→ **Problem requirements**: The records that follow need to be output exactly as they are.

Dataset excerpt:
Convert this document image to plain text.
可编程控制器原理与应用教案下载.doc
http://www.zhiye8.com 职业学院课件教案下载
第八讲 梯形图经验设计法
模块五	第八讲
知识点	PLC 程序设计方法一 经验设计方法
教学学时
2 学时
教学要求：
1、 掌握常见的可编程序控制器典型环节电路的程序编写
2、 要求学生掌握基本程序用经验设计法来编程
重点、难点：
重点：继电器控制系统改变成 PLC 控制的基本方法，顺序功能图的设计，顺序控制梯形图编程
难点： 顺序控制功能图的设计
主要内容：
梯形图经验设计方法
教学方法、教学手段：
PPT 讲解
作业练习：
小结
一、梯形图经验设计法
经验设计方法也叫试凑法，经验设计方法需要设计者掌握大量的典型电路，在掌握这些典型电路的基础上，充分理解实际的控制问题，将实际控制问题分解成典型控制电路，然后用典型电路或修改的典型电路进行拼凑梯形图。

→ **Full output**:
Convert this document image to plain text.
可编程控制器原理与应用教案下载.doc
http://www.zhiye8.com 职业学院课件教案下载
第八讲 梯形图经验设计法
模块五	第八讲
知识点	PLC 程序设计方法一 经验设计方法
教学学时
2 学时
教学要求：
1、 掌握常见的可编程序控制器典型环节电路的程序编写
2、 要求学生掌握基本程序用经验设计法来编程
重点、难点：
重点：继电器控制系统改变成 PLC 控制的基本方法，顺序功能图的设计，顺序控制梯形图编程
难点： 顺序控制功能图的设计
主要内容：
梯形图经验设计方法
教学方法、教学手段：
PPT 讲解
作业练习：
小结
一、梯形图经验设计法
经验设计方法也叫试凑法，经验设计方法需要设计者掌握大量的典型电路，在掌握这些典型电路的基础上，充分理解实际的控制问题，将实际控制问题分解成典型控制电路，然后用典型电路或修改的典型电路进行拼凑梯形图。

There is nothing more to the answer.